— START OF Provided information —
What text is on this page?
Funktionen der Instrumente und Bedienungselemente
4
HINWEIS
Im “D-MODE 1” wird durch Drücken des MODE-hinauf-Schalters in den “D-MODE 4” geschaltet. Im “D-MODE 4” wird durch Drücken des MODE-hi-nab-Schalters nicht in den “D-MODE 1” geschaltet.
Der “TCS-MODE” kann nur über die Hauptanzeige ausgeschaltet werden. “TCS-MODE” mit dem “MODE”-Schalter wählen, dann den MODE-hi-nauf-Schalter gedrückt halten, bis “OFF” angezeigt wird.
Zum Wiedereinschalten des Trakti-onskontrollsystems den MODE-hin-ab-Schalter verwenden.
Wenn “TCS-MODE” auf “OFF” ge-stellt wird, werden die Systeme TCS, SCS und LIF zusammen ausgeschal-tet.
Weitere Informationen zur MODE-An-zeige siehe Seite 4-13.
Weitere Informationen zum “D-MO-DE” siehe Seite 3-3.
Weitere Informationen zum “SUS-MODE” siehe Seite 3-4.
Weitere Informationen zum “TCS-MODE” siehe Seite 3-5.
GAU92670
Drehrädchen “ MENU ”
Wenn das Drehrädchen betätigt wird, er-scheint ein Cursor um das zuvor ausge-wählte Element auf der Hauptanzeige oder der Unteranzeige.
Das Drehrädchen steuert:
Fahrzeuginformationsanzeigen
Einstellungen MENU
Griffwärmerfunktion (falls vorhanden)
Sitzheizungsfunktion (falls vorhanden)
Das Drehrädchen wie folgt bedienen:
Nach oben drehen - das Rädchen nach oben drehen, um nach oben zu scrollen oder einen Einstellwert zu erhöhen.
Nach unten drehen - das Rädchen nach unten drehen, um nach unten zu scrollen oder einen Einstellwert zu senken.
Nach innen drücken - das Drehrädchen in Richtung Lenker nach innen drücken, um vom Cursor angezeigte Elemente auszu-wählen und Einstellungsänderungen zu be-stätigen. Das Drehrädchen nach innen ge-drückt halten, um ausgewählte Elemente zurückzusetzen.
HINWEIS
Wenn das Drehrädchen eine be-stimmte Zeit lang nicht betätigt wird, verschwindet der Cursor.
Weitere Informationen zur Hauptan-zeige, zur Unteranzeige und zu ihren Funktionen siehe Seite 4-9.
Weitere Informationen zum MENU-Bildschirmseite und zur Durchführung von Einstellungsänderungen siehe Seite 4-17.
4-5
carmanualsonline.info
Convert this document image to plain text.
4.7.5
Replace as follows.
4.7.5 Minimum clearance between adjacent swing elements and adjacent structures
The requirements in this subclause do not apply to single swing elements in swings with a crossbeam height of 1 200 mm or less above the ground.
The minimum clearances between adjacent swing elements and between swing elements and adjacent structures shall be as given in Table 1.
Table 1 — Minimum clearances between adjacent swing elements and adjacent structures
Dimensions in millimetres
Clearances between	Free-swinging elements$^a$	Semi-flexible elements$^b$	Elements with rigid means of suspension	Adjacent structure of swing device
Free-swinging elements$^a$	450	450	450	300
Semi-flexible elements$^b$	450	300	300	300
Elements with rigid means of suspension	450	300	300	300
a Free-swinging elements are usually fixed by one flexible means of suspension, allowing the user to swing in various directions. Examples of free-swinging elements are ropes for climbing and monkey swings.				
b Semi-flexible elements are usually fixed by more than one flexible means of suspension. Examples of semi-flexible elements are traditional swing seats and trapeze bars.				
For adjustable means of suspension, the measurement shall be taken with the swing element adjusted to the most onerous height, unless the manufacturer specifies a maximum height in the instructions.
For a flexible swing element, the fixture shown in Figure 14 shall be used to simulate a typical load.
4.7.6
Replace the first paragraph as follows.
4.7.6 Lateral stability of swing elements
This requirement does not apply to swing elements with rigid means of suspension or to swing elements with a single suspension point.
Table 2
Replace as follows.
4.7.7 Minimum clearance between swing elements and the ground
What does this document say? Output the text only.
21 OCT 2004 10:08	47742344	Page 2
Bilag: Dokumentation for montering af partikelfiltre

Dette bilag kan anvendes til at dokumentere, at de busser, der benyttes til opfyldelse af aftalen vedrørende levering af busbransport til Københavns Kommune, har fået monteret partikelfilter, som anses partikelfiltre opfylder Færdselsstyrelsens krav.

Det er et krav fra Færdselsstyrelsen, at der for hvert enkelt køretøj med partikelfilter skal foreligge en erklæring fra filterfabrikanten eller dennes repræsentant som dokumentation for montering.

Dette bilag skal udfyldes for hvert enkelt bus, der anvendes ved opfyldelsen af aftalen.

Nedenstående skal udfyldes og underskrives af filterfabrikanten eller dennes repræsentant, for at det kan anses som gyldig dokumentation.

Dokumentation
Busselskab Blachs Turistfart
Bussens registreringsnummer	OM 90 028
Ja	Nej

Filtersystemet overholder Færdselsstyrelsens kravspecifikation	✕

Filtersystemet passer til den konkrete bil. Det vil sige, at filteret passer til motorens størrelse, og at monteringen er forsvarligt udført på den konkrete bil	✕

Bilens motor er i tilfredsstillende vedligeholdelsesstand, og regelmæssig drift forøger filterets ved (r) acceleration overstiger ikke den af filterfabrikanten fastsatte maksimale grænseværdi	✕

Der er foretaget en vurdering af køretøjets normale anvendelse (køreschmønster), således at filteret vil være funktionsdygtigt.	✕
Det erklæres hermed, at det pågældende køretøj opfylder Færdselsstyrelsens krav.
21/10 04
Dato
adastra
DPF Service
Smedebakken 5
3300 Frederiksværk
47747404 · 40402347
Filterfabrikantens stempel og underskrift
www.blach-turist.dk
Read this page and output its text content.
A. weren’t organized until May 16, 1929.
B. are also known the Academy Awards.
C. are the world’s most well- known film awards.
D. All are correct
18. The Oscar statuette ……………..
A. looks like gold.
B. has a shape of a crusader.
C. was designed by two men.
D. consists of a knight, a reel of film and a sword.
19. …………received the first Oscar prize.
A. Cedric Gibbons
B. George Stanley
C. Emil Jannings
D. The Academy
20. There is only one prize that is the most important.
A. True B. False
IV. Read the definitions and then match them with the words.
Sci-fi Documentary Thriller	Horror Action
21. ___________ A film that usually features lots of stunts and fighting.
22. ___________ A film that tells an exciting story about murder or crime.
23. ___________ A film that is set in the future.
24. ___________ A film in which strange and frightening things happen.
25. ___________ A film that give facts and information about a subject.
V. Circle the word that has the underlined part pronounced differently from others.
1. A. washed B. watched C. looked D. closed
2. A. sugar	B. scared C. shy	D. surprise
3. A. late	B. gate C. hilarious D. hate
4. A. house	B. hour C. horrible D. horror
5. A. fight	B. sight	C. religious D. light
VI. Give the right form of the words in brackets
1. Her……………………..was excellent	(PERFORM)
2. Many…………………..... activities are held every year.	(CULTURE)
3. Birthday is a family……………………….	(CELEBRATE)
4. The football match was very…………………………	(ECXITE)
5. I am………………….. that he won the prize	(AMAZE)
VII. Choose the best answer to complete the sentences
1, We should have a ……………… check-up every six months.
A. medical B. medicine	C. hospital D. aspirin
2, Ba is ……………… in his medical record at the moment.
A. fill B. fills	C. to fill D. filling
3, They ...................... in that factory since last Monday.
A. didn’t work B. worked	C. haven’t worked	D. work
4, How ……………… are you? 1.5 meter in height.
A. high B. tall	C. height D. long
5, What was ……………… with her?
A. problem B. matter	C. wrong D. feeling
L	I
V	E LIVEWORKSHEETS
— END OF Provided information —
■ **Exercise**
Every entry should be output exactly as written, please.

■ **Solution for this exercise**
What text is on this page?
Funktionen der Instrumente und Bedienungselemente
4
HINWEIS
Im “D-MODE 1” wird durch Drücken des MODE-hinauf-Schalters in den “D-MODE 4” geschaltet. Im “D-MODE 4” wird durch Drücken des MODE-hi-nab-Schalters nicht in den “D-MODE 1” geschaltet.
Der “TCS-MODE” kann nur über die Hauptanzeige ausgeschaltet werden. “TCS-MODE” mit dem “MODE”-Schalter wählen, dann den MODE-hi-nauf-Schalter gedrückt halten, bis “OFF” angezeigt wird.
Zum Wiedereinschalten des Trakti-onskontrollsystems den MODE-hin-ab-Schalter verwenden.
Wenn “TCS-MODE” auf “OFF” ge-stellt wird, werden die Systeme TCS, SCS und LIF zusammen ausgeschal-tet.
Weitere Informationen zur MODE-An-zeige siehe Seite 4-13.
Weitere Informationen zum “D-MO-DE” siehe Seite 3-3.
Weitere Informationen zum “SUS-MODE” siehe Seite 3-4.
Weitere Informationen zum “TCS-MODE” siehe Seite 3-5.
GAU92670
Drehrädchen “ MENU ”
Wenn das Drehrädchen betätigt wird, er-scheint ein Cursor um das zuvor ausge-wählte Element auf der Hauptanzeige oder der Unteranzeige.
Das Drehrädchen steuert:
Fahrzeuginformationsanzeigen
Einstellungen MENU
Griffwärmerfunktion (falls vorhanden)
Sitzheizungsfunktion (falls vorhanden)
Das Drehrädchen wie folgt bedienen:
Nach oben drehen - das Rädchen nach oben drehen, um nach oben zu scrollen oder einen Einstellwert zu erhöhen.
Nach unten drehen - das Rädchen nach unten drehen, um nach unten zu scrollen oder einen Einstellwert zu senken.
Nach innen drücken - das Drehrädchen in Richtung Lenker nach innen drücken, um vom Cursor angezeigte Elemente auszu-wählen und Einstellungsänderungen zu be-stätigen. Das Drehrädchen nach innen ge-drückt halten, um ausgewählte Elemente zurückzusetzen.
HINWEIS
Wenn das Drehrädchen eine be-stimmte Zeit lang nicht betätigt wird, verschwindet der Cursor.
Weitere Informationen zur Hauptan-zeige, zur Unteranzeige und zu ihren Funktionen siehe Seite 4-9.
Weitere Informationen zum MENU-Bildschirmseite und zur Durchführung von Einstellungsänderungen siehe Seite 4-17.
4-5
carmanualsonline.info
Convert this document image to plain text.
4.7.5
Replace as follows.
4.7.5 Minimum clearance between adjacent swing elements and adjacent structures
The requirements in this subclause do not apply to single swing elements in swings with a crossbeam height of 1 200 mm or less above the ground.
The minimum clearances between adjacent swing elements and between swing elements and adjacent structures shall be as given in Table 1.
Table 1 — Minimum clearances between adjacent swing elements and adjacent structures
Dimensions in millimetres
Clearances between	Free-swinging elements$^a$	Semi-flexible elements$^b$	Elements with rigid means of suspension	Adjacent structure of swing device
Free-swinging elements$^a$	450	450	450	300
Semi-flexible elements$^b$	450	300	300	300
Elements with rigid means of suspension	450	300	300	300
a Free-swinging elements are usually fixed by one flexible means of suspension, allowing the user to swing in various directions. Examples of free-swinging elements are ropes for climbing and monkey swings.				
b Semi-flexible elements are usually fixed by more than one flexible means of suspension. Examples of semi-flexible elements are traditional swing seats and trapeze bars.				
For adjustable means of suspension, the measurement shall be taken with the swing element adjusted to the most onerous height, unless the manufacturer specifies a maximum height in the instructions.
For a flexible swing element, the fixture shown in Figure 14 shall be used to simulate a typical load.
4.7.6
Replace the first paragraph as follows.
4.7.6 Lateral stability of swing elements
This requirement does not apply to swing elements with rigid means of suspension or to swing elements with a single suspension point.
Table 2
Replace as follows.
4.7.7 Minimum clearance between swing elements and the ground
What does this document say? Output the text only.
21 OCT 2004 10:08	47742344	Page 2
Bilag: Dokumentation for montering af partikelfiltre

Dette bilag kan anvendes til at dokumentere, at de busser, der benyttes til opfyldelse af aftalen vedrørende levering af busbransport til Københavns Kommune, har fået monteret partikelfilter, som anses partikelfiltre opfylder Færdselsstyrelsens krav.

Det er et krav fra Færdselsstyrelsen, at der for hvert enkelt køretøj med partikelfilter skal foreligge en erklæring fra filterfabrikanten eller dennes repræsentant som dokumentation for montering.

Dette bilag skal udfyldes for hvert enkelt bus, der anvendes ved opfyldelsen af aftalen.

Nedenstående skal udfyldes og underskrives af filterfabrikanten eller dennes repræsentant, for at det kan anses som gyldig dokumentation.

Dokumentation
Busselskab Blachs Turistfart
Bussens registreringsnummer	OM 90 028
Ja	Nej

Filtersystemet overholder Færdselsstyrelsens kravspecifikation	✕

Filtersystemet passer til den konkrete bil. Det vil sige, at filteret passer til motorens størrelse, og at monteringen er forsvarligt udført på den konkrete bil	✕

Bilens motor er i tilfredsstillende vedligeholdelsesstand, og regelmæssig drift forøger filterets ved (r) acceleration overstiger ikke den af filterfabrikanten fastsatte maksimale grænseværdi	✕

Der er foretaget en vurdering af køretøjets normale anvendelse (køreschmønster), således at filteret vil være funktionsdygtigt.	✕
Det erklæres hermed, at det pågældende køretøj opfylder Færdselsstyrelsens krav.
21/10 04
Dato
adastra
DPF Service
Smedebakken 5
3300 Frederiksværk
47747404 · 40402347
Filterfabrikantens stempel og underskrift
www.blach-turist.dk
Read this page and output its text content.
A. weren’t organized until May 16, 1929.
B. are also known the Academy Awards.
C. are the world’s most well- known film awards.
D. All are correct
18. The Oscar statuette ……………..
A. looks like gold.
B. has a shape of a crusader.
C. was designed by two men.
D. consists of a knight, a reel of film and a sword.
19. …………received the first Oscar prize.
A. Cedric Gibbons
B. George Stanley
C. Emil Jannings
D. The Academy
20. There is only one prize that is the most important.
A. True B. False
IV. Read the definitions and then match them with the words.
Sci-fi Documentary Thriller	Horror Action
21. ___________ A film that usually features lots of stunts and fighting.
22. ___________ A film that tells an exciting story about murder or crime.
23. ___________ A film that is set in the future.
24. ___________ A film in which strange and frightening things happen.
25. ___________ A film that give facts and information about a subject.
V. Circle the word that has the underlined part pronounced differently from others.
1. A. washed B. watched C. looked D. closed
2. A. sugar	B. scared C. shy	D. surprise
3. A. late	B. gate C. hilarious D. hate
4. A. house	B. hour C. horrible D. horror
5. A. fight	B. sight	C. religious D. light
VI. Give the right form of the words in brackets
1. Her……………………..was excellent	(PERFORM)
2. Many…………………..... activities are held every year.	(CULTURE)
3. Birthday is a family……………………….	(CELEBRATE)
4. The football match was very…………………………	(ECXITE)
5. I am………………….. that he won the prize	(AMAZE)
VII. Choose the best answer to complete the sentences
1, We should have a ……………… check-up every six months.
A. medical B. medicine	C. hospital D. aspirin
2, Ba is ……………… in his medical record at the moment.
A. fill B. fills	C. to fill D. filling
3, They ...................... in that factory since last Monday.
A. didn’t work B. worked	C. haven’t worked	D. work
4, How ……………… are you? 1.5 meter in height.
A. high B. tall	C. height D. long
5, What was ……………… with her?
A. problem B. matter	C. wrong D. feeling
L	I
V	E LIVEWORKSHEETS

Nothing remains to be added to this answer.